* [Short task]:
Give only the number of lines in the data that contain the word "Options".

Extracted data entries
· · · · ·

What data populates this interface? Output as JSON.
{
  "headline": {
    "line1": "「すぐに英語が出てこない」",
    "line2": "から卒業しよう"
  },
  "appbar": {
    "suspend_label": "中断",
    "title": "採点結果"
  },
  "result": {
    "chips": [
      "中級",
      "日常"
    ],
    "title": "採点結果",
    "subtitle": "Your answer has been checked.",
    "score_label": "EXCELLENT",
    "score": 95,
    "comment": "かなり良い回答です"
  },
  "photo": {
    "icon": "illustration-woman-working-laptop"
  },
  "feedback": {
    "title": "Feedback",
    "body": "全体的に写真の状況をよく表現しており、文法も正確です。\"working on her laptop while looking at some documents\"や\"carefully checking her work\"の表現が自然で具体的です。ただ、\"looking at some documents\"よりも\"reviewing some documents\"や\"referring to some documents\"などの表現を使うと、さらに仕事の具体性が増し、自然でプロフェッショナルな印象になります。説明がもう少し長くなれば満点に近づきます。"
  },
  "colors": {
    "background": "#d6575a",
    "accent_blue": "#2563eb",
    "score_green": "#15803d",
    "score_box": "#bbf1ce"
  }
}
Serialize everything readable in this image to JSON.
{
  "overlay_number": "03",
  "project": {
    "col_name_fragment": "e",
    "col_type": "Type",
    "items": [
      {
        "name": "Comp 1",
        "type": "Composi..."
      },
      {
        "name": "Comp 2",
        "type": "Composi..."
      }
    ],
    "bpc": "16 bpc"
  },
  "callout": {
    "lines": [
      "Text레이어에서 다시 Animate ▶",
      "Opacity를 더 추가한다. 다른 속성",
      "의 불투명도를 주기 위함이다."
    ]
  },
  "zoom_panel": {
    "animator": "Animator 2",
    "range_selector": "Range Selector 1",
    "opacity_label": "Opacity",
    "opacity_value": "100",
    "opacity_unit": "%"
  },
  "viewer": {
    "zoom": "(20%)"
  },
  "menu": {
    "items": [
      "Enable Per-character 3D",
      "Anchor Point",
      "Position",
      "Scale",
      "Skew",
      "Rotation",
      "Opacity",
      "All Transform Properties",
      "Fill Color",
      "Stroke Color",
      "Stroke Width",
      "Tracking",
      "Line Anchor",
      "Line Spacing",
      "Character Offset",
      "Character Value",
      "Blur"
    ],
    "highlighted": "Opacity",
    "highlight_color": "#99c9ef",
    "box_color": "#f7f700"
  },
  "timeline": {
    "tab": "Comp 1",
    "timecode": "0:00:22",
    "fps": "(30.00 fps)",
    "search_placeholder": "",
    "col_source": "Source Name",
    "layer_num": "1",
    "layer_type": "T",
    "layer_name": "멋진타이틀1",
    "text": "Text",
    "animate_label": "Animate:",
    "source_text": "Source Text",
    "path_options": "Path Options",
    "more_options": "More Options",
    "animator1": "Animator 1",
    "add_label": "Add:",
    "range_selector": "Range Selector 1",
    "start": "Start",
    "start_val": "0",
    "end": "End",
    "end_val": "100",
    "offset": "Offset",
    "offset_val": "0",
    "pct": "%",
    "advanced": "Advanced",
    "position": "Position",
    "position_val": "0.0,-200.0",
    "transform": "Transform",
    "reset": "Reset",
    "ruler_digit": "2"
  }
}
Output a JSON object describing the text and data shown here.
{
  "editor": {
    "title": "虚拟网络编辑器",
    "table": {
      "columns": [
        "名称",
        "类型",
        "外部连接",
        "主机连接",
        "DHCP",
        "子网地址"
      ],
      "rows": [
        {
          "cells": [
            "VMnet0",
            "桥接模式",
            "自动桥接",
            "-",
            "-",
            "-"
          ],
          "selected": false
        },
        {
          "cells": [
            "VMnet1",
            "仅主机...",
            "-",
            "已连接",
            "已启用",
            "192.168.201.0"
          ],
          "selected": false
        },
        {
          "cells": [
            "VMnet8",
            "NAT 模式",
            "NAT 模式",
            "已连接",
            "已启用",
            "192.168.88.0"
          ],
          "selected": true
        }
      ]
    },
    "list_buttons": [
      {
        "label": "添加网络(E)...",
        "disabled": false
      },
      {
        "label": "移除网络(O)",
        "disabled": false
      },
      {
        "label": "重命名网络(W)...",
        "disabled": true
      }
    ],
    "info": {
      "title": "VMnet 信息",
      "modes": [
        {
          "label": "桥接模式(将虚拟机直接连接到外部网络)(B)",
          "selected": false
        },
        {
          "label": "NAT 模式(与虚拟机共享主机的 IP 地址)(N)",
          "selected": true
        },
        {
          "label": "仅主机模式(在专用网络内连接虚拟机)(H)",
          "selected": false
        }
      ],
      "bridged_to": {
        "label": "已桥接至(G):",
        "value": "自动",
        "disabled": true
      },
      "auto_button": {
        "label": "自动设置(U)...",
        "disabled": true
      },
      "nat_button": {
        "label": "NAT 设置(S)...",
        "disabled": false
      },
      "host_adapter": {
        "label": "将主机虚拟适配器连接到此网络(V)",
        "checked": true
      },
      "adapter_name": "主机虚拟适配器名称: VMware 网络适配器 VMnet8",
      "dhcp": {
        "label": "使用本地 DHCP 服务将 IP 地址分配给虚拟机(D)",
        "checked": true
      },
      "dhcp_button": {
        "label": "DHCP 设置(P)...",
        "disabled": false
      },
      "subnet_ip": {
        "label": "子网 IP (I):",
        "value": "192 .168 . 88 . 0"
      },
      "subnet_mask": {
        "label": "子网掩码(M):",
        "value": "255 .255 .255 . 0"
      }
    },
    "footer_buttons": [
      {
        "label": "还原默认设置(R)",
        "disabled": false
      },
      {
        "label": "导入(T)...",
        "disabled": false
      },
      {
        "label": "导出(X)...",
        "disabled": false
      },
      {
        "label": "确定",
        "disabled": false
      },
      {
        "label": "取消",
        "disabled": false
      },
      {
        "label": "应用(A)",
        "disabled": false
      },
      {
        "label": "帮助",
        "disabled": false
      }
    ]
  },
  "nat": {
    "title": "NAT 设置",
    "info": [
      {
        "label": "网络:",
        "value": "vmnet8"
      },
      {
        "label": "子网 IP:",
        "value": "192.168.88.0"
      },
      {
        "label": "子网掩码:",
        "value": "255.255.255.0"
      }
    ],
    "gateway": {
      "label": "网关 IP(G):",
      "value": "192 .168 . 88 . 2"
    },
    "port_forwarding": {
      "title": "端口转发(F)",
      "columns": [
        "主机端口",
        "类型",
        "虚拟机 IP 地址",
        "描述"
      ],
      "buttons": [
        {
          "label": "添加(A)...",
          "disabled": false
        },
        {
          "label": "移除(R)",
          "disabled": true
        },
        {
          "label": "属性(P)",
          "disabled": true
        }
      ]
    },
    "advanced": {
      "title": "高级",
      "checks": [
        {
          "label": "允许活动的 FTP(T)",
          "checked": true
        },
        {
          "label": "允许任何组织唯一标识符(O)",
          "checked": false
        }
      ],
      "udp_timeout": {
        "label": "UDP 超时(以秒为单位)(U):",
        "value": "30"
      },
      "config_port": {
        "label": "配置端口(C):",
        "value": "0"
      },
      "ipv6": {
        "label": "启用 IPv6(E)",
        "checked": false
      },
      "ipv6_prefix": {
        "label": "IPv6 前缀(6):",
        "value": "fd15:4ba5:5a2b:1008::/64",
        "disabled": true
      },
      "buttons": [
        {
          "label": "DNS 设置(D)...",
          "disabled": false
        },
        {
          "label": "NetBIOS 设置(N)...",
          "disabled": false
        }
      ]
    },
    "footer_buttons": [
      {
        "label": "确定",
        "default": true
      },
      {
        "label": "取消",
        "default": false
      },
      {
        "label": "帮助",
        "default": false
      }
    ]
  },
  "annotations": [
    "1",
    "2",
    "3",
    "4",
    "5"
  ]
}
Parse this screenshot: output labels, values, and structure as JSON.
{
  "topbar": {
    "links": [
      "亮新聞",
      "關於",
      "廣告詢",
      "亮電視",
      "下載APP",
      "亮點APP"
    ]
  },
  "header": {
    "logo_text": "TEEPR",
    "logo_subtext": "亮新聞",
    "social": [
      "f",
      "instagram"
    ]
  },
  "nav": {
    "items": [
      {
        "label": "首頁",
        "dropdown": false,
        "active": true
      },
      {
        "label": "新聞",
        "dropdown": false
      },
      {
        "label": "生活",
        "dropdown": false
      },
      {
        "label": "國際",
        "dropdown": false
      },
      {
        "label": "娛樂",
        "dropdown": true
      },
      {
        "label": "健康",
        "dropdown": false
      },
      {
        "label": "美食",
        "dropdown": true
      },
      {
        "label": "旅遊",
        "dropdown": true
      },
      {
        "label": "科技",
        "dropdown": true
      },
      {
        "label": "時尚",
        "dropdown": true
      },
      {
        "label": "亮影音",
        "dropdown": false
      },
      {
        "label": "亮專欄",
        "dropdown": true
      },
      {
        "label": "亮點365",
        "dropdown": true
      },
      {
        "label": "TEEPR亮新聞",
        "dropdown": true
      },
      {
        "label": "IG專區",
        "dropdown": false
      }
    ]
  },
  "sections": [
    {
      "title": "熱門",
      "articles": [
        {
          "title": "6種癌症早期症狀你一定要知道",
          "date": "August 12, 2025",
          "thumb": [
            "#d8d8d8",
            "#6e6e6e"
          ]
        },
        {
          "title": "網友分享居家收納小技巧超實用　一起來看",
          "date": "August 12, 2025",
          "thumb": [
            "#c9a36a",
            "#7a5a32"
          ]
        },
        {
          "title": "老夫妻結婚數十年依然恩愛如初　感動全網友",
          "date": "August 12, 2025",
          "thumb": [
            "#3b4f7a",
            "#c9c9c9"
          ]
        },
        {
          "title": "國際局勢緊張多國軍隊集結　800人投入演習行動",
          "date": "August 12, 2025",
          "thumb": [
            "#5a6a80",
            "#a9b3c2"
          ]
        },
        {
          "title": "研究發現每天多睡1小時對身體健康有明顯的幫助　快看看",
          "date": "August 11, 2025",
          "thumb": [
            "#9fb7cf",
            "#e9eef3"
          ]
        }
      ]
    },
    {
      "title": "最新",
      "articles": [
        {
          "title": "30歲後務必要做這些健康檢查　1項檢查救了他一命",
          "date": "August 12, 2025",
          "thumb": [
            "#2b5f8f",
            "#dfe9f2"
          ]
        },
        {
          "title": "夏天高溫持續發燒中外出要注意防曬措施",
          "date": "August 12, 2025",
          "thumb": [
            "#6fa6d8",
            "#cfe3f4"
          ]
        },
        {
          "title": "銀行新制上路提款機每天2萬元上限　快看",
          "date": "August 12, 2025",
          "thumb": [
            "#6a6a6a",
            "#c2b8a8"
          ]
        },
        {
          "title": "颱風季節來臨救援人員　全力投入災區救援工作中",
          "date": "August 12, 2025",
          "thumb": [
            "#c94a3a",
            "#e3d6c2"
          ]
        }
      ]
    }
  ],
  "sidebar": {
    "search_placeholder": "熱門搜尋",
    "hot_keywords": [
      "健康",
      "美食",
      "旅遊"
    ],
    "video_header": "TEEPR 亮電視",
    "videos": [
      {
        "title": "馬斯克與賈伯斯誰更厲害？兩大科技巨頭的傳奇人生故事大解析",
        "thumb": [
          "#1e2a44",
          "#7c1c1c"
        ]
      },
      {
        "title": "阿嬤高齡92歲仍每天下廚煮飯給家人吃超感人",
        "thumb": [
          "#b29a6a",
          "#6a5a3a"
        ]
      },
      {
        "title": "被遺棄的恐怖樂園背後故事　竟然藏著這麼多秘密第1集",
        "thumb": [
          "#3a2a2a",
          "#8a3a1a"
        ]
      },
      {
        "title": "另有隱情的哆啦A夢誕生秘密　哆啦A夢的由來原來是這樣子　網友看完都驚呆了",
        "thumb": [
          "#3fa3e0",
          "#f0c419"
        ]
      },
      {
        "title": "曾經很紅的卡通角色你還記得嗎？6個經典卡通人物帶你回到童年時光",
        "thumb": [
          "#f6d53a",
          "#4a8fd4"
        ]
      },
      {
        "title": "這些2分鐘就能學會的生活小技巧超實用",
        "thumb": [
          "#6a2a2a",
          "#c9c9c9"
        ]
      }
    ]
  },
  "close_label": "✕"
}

· · · · ·

* [Reply to the exercise]:
2